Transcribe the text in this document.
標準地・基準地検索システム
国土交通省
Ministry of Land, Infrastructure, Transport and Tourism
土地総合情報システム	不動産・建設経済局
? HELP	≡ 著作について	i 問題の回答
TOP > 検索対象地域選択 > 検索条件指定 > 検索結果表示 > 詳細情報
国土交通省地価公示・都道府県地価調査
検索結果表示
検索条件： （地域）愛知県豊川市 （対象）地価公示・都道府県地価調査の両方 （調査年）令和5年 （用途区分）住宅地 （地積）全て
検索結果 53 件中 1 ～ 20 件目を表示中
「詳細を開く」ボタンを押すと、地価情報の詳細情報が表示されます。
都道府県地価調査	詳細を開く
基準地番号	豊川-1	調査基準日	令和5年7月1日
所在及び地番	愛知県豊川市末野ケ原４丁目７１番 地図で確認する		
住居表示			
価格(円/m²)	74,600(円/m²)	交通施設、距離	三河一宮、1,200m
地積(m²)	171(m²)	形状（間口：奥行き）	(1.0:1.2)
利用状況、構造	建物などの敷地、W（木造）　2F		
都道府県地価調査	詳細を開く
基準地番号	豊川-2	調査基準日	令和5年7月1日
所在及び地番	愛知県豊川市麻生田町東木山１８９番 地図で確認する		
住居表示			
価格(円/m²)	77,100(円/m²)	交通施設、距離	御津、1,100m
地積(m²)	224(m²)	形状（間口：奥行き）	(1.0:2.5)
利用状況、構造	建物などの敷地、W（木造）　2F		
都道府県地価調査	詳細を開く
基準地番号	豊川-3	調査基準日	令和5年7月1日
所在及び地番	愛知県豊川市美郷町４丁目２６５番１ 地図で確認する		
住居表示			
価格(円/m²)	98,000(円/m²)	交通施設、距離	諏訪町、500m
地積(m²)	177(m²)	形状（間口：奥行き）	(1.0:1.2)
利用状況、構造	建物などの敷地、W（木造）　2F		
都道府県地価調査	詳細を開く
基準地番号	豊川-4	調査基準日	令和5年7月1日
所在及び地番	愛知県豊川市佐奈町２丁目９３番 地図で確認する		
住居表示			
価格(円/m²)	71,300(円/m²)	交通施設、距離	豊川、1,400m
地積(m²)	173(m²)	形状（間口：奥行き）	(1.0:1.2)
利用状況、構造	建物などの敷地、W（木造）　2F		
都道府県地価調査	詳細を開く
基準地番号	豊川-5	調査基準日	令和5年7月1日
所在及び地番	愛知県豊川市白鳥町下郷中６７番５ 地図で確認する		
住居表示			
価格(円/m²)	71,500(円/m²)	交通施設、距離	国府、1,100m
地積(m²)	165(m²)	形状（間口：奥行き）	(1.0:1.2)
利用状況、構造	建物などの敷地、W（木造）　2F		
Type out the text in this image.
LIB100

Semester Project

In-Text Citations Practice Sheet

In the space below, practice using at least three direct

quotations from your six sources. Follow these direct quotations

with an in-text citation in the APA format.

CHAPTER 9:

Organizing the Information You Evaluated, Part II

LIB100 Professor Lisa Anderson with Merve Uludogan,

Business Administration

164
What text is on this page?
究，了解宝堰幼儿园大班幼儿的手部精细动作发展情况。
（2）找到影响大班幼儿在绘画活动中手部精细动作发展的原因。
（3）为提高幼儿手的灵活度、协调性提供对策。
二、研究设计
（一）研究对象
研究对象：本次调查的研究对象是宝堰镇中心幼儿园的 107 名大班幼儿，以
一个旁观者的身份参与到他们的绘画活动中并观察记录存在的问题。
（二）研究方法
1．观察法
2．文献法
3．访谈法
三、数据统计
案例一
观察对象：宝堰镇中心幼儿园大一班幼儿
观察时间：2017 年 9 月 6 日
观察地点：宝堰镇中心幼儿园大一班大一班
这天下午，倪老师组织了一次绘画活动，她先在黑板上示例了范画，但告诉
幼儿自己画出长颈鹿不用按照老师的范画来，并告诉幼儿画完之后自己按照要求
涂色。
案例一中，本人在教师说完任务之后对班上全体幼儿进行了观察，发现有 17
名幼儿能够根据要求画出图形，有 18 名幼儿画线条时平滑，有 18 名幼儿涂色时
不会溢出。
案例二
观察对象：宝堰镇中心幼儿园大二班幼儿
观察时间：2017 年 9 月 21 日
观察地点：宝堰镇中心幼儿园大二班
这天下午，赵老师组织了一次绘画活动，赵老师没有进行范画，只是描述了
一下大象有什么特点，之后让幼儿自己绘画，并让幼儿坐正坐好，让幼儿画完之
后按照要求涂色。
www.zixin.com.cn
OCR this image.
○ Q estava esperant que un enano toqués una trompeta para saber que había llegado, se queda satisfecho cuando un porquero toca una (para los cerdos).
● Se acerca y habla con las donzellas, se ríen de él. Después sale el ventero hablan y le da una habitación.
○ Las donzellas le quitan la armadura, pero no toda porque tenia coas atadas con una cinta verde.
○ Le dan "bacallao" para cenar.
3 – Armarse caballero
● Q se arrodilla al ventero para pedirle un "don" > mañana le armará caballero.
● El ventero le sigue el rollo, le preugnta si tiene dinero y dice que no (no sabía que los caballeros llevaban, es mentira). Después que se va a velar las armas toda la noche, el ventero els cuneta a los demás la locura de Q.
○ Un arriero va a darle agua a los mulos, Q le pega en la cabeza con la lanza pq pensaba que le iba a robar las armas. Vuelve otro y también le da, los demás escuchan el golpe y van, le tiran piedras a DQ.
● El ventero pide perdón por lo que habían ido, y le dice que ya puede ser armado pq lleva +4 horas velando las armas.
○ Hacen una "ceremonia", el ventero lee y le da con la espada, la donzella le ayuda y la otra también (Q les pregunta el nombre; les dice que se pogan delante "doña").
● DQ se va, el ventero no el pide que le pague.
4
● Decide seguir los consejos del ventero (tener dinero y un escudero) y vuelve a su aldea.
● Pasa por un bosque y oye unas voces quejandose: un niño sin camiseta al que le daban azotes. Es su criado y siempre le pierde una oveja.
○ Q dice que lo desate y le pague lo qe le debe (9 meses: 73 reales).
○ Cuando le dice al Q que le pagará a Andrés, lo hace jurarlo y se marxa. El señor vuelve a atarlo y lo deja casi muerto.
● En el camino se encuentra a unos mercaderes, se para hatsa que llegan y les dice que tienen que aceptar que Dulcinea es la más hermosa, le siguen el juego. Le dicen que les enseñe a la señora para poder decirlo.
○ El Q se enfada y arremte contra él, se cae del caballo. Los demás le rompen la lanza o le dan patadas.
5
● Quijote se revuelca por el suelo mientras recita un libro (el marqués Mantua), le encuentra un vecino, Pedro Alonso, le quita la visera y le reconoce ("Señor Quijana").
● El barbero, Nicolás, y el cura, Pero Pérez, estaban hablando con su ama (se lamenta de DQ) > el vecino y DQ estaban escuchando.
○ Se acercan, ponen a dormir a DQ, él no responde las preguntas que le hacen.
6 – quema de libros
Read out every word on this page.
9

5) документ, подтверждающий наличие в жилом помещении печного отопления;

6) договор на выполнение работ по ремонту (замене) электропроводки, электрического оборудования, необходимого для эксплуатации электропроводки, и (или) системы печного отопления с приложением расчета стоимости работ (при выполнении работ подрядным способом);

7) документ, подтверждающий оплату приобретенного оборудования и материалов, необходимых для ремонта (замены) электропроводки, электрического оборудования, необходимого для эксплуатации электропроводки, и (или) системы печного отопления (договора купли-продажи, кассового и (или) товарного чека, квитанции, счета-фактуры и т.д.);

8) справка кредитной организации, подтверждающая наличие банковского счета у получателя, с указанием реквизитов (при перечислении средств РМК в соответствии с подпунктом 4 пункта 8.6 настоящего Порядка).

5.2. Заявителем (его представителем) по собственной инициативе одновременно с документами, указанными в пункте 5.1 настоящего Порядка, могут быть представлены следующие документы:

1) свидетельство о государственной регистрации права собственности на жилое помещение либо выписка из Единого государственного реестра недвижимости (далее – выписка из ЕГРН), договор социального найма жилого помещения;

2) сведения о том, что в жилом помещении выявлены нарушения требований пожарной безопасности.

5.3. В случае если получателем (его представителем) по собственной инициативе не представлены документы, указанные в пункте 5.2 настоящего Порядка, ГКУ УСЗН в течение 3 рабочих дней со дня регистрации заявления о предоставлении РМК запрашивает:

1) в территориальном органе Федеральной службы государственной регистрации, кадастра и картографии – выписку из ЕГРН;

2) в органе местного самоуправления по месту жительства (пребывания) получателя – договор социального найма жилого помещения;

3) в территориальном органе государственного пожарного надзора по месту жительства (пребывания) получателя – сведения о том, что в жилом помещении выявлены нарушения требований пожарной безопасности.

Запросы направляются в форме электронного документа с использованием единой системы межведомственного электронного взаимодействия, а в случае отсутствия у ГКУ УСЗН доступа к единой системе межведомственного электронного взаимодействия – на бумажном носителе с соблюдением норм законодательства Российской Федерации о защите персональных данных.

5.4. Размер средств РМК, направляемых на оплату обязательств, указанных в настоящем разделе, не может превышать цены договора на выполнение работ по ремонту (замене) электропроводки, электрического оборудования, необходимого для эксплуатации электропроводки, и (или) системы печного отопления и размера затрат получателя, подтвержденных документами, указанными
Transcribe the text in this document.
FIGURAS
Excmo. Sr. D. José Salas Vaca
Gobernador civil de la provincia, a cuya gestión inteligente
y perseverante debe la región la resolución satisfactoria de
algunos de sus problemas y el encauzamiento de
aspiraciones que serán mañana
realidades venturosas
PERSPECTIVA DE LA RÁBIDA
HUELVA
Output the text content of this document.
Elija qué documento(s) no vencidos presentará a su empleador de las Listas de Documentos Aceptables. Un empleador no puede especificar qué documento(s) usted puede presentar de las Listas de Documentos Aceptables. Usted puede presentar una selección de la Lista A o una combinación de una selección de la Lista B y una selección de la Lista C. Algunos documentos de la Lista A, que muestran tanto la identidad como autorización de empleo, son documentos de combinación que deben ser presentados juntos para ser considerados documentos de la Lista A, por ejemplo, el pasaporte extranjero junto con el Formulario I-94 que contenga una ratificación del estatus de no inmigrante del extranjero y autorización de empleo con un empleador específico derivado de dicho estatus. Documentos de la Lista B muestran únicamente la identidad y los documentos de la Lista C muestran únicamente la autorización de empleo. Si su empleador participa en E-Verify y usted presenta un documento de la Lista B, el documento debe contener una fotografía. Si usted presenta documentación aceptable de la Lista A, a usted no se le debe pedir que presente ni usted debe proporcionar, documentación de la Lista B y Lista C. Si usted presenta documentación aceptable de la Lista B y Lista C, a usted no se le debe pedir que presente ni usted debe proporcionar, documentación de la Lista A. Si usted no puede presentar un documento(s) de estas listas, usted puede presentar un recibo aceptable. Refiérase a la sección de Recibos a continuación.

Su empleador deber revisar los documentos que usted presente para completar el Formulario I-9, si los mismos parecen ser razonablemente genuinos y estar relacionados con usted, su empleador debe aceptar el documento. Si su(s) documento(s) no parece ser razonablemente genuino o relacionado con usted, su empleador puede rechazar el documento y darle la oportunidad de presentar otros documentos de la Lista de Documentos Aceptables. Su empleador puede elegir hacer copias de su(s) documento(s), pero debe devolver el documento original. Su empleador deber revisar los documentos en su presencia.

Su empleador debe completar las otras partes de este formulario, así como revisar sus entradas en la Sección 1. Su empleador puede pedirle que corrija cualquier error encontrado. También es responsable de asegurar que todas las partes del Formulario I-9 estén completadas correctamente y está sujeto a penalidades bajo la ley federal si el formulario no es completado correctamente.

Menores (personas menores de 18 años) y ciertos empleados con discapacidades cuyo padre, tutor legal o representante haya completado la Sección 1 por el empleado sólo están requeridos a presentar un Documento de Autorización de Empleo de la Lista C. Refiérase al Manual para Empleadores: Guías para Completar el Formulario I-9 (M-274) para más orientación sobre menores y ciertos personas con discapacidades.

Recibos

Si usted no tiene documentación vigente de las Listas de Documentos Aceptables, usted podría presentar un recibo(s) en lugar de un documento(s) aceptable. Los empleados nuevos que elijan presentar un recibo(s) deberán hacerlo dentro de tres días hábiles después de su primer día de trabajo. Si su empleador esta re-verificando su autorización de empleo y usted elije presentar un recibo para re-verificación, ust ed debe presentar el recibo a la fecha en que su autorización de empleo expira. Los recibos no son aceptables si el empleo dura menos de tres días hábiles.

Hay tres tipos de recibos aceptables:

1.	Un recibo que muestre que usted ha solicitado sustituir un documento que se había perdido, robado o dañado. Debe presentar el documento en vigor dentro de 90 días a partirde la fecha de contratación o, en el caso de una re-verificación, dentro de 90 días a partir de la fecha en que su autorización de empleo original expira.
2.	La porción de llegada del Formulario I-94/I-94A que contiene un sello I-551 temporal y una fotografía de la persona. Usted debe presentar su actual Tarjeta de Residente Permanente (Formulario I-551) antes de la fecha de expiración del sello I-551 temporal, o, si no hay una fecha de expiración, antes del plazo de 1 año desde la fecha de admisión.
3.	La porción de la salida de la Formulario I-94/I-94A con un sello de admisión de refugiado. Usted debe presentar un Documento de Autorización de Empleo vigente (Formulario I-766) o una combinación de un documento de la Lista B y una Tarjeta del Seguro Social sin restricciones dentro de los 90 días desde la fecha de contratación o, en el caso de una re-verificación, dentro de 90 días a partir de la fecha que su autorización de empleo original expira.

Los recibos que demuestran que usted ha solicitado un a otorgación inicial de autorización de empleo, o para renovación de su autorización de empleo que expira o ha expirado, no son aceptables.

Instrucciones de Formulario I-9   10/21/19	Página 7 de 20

STATED PROBLEM - Go through the preceding material and copy each line that has the word "观察地点".

SOLVED PROBLEM -
观察地点：宝堰镇中心幼儿园大一班大一班
观察地点：宝堰镇中心幼儿园大二班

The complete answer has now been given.